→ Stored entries
-------

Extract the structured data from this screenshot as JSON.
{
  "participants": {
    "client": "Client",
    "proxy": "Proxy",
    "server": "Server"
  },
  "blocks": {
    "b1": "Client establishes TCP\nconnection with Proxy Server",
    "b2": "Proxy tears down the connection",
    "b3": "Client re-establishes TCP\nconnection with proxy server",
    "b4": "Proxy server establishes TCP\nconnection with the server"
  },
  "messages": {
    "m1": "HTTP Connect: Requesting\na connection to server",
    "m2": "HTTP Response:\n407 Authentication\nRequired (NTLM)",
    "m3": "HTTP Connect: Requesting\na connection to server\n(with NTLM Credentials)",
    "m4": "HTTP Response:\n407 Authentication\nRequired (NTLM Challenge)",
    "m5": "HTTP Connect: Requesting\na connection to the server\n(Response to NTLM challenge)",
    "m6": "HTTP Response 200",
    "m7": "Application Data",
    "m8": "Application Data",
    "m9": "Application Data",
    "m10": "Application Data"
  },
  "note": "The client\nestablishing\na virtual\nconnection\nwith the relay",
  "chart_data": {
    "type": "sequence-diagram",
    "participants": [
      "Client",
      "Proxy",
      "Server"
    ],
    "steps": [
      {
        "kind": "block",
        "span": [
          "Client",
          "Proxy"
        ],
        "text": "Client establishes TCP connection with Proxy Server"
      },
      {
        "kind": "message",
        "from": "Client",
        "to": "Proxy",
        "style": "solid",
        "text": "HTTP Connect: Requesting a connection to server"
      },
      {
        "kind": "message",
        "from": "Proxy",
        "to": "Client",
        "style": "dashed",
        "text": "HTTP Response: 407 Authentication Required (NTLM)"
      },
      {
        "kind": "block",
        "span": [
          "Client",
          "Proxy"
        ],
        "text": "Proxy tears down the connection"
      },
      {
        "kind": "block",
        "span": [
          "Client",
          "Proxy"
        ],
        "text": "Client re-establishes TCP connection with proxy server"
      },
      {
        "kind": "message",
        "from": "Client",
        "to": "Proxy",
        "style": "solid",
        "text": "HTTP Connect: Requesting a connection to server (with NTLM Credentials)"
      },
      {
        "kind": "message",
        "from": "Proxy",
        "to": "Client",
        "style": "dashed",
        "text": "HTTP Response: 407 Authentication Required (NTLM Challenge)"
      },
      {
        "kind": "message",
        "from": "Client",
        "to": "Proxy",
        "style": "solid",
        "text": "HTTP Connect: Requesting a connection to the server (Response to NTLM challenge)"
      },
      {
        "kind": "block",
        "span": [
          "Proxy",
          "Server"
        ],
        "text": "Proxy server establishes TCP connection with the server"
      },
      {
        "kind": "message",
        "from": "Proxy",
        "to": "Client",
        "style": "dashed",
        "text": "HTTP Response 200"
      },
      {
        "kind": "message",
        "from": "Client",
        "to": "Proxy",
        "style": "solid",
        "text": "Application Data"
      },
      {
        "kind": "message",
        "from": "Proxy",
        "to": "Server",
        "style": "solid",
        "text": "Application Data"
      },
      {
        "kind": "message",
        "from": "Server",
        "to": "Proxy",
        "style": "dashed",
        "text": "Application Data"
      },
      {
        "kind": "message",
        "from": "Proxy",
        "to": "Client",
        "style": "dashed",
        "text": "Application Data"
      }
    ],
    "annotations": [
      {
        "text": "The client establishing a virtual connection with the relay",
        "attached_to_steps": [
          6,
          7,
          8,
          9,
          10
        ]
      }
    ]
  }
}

-------

→ To do
Extract, word for word, each line of the listing above.

→ Reply
Extract the structured data from this screenshot as JSON.
{
  "participants": {
    "client": "Client",
    "proxy": "Proxy",
    "server": "Server"
  },
  "blocks": {
    "b1": "Client establishes TCP\nconnection with Proxy Server",
    "b2": "Proxy tears down the connection",
    "b3": "Client re-establishes TCP\nconnection with proxy server",
    "b4": "Proxy server establishes TCP\nconnection with the server"
  },
  "messages": {
    "m1": "HTTP Connect: Requesting\na connection to server",
    "m2": "HTTP Response:\n407 Authentication\nRequired (NTLM)",
    "m3": "HTTP Connect: Requesting\na connection to server\n(with NTLM Credentials)",
    "m4": "HTTP Response:\n407 Authentication\nRequired (NTLM Challenge)",
    "m5": "HTTP Connect: Requesting\na connection to the server\n(Response to NTLM challenge)",
    "m6": "HTTP Response 200",
    "m7": "Application Data",
    "m8": "Application Data",
    "m9": "Application Data",
    "m10": "Application Data"
  },
  "note": "The client\nestablishing\na virtual\nconnection\nwith the relay",
  "chart_data": {
    "type": "sequence-diagram",
    "participants": [
      "Client",
      "Proxy",
      "Server"
    ],
    "steps": [
      {
        "kind": "block",
        "span": [
          "Client",
          "Proxy"
        ],
        "text": "Client establishes TCP connection with Proxy Server"
      },
      {
        "kind": "message",
        "from": "Client",
        "to": "Proxy",
        "style": "solid",
        "text": "HTTP Connect: Requesting a connection to server"
      },
      {
        "kind": "message",
        "from": "Proxy",
        "to": "Client",
        "style": "dashed",
        "text": "HTTP Response: 407 Authentication Required (NTLM)"
      },
      {
        "kind": "block",
        "span": [
          "Client",
          "Proxy"
        ],
        "text": "Proxy tears down the connection"
      },
      {
        "kind": "block",
        "span": [
          "Client",
          "Proxy"
        ],
        "text": "Client re-establishes TCP connection with proxy server"
      },
      {
        "kind": "message",
        "from": "Client",
        "to": "Proxy",
        "style": "solid",
        "text": "HTTP Connect: Requesting a connection to server (with NTLM Credentials)"
      },
      {
        "kind": "message",
        "from": "Proxy",
        "to": "Client",
        "style": "dashed",
        "text": "HTTP Response: 407 Authentication Required (NTLM Challenge)"
      },
      {
        "kind": "message",
        "from": "Client",
        "to": "Proxy",
        "style": "solid",
        "text": "HTTP Connect: Requesting a connection to the server (Response to NTLM challenge)"
      },
      {
        "kind": "block",
        "span": [
          "Proxy",
          "Server"
        ],
        "text": "Proxy server establishes TCP connection with the server"
      },
      {
        "kind": "message",
        "from": "Proxy",
        "to": "Client",
        "style": "dashed",
        "text": "HTTP Response 200"
      },
      {
        "kind": "message",
        "from": "Client",
        "to": "Proxy",
        "style": "solid",
        "text": "Application Data"
      },
      {
        "kind": "message",
        "from": "Proxy",
        "to": "Server",
        "style": "solid",
        "text": "Application Data"
      },
      {
        "kind": "message",
        "from": "Server",
        "to": "Proxy",
        "style": "dashed",
        "text": "Application Data"
      },
      {
        "kind": "message",
        "from": "Proxy",
        "to": "Client",
        "style": "dashed",
        "text": "Application Data"
      }
    ],
    "annotations": [
      {
        "text": "The client establishing a virtual connection with the relay",
        "attached_to_steps": [
          6,
          7,
          8,
          9,
          10
        ]
      }
    ]
  }
}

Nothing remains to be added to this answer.